▼

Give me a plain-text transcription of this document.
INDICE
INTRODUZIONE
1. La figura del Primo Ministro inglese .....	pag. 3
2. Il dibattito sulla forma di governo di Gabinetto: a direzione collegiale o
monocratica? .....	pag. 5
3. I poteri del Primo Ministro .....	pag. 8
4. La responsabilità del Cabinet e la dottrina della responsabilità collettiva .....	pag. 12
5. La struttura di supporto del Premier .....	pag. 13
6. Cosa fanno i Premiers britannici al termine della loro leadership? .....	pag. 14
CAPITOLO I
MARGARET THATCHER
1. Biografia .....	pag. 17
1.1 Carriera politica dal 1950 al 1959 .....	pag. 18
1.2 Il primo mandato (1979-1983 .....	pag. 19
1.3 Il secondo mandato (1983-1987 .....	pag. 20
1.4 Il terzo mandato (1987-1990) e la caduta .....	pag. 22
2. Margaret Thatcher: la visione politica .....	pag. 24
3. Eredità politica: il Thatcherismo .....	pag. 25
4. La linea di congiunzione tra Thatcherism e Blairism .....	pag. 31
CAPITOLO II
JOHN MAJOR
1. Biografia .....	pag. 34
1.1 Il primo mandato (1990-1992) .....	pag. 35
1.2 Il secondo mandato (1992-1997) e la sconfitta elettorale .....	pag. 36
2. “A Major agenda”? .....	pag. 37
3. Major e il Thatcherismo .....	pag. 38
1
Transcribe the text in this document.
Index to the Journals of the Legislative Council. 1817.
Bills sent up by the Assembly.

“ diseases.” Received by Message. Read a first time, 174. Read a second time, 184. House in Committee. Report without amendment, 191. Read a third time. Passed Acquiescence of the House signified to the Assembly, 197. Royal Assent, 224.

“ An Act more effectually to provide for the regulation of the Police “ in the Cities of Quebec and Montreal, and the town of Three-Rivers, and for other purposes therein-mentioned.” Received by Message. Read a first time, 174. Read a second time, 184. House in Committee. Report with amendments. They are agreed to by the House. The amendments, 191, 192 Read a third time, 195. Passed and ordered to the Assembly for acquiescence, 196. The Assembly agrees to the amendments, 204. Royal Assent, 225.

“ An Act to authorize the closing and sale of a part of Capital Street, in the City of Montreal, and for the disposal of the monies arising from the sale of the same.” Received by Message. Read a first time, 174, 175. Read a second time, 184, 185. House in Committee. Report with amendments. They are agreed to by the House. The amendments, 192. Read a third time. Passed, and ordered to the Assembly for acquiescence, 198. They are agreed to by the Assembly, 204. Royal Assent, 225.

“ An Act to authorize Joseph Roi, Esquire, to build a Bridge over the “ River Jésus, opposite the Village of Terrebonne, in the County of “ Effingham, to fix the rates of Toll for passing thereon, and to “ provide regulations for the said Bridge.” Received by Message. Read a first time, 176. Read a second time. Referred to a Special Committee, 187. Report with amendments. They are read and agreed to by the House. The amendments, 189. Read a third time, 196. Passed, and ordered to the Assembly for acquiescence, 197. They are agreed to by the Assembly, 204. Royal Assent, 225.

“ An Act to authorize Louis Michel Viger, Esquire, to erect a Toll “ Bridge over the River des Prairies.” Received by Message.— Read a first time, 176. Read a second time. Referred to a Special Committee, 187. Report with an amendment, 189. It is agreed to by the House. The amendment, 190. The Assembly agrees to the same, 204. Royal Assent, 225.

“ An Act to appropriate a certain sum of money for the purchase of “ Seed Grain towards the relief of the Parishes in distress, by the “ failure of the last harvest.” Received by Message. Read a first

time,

▲

[Exercise directions]
Count every line in the listing above that holds "text", then report only the count.

[Full solution]
2